##### Supplied material

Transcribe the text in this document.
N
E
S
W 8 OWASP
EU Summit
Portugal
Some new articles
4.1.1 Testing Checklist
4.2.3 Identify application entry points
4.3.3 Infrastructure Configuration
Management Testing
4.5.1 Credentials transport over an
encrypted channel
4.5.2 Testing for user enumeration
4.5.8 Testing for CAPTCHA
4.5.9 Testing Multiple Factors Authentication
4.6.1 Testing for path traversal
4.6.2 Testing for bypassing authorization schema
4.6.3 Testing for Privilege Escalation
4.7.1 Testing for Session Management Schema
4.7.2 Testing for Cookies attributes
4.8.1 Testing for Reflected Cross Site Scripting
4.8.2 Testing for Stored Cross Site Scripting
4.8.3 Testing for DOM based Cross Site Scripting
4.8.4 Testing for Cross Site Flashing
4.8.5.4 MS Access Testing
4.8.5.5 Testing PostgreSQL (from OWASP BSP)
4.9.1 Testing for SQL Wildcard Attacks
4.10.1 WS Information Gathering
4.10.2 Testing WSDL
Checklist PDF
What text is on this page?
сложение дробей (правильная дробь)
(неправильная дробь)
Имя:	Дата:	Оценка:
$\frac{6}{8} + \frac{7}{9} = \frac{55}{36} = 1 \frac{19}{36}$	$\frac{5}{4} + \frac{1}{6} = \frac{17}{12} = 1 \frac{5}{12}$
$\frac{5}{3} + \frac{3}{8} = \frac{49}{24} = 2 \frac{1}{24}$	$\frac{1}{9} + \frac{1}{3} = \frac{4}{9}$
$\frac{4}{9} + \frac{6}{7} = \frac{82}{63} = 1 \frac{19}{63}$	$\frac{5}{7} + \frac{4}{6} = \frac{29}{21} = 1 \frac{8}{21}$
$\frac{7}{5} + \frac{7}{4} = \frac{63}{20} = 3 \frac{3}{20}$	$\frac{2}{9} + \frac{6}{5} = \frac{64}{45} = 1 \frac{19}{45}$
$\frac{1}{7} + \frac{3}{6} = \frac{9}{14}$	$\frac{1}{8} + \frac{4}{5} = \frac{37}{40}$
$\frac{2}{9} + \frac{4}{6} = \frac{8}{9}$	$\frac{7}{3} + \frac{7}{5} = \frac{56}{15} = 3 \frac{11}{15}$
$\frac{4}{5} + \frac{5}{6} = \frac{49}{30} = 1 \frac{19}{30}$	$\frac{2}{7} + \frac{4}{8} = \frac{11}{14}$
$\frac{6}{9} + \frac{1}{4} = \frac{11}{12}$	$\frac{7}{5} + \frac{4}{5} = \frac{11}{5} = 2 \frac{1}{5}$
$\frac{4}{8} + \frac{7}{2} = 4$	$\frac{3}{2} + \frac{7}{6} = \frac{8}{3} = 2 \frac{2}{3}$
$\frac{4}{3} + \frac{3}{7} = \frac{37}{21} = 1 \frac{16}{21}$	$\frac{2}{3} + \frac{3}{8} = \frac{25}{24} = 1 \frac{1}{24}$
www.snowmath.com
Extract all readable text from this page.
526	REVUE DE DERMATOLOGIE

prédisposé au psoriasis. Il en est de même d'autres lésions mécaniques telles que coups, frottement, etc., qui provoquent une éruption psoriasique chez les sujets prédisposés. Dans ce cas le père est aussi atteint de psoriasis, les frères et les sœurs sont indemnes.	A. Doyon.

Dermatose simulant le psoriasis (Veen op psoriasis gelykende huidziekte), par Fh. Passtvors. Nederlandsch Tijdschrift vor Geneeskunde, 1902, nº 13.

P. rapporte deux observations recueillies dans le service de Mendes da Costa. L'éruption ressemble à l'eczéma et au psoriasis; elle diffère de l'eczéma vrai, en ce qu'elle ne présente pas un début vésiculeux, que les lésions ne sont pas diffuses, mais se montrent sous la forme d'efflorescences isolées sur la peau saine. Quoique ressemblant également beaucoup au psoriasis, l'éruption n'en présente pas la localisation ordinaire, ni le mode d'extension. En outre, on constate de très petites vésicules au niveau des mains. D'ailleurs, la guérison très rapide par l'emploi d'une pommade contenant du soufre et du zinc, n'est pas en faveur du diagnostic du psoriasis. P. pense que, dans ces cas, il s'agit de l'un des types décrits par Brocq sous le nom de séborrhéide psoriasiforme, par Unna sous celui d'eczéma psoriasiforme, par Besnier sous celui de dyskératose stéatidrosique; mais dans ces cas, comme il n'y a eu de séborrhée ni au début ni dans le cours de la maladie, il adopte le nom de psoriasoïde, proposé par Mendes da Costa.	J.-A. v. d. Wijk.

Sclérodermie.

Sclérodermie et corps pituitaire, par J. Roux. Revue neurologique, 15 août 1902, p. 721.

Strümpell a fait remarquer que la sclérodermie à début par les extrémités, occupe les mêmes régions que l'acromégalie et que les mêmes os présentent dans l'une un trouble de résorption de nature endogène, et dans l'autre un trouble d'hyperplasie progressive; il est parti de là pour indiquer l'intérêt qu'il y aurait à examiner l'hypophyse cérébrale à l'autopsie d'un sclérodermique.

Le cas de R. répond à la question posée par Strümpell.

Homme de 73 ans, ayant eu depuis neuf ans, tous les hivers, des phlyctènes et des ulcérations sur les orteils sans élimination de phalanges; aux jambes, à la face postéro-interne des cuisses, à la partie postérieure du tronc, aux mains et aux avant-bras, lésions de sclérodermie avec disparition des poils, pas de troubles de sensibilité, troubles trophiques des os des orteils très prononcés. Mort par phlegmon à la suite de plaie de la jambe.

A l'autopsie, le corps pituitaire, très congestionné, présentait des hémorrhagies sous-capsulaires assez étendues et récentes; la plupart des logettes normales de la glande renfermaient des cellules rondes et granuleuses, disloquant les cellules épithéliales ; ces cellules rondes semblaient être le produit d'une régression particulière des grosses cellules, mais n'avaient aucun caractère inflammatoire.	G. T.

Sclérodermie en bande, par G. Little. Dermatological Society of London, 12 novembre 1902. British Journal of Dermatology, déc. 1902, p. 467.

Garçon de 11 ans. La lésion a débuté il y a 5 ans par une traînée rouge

##########

= Given problem =
Above are some records. Count the lines among them with the word "text", and answer with the number only.

= Full solution =
3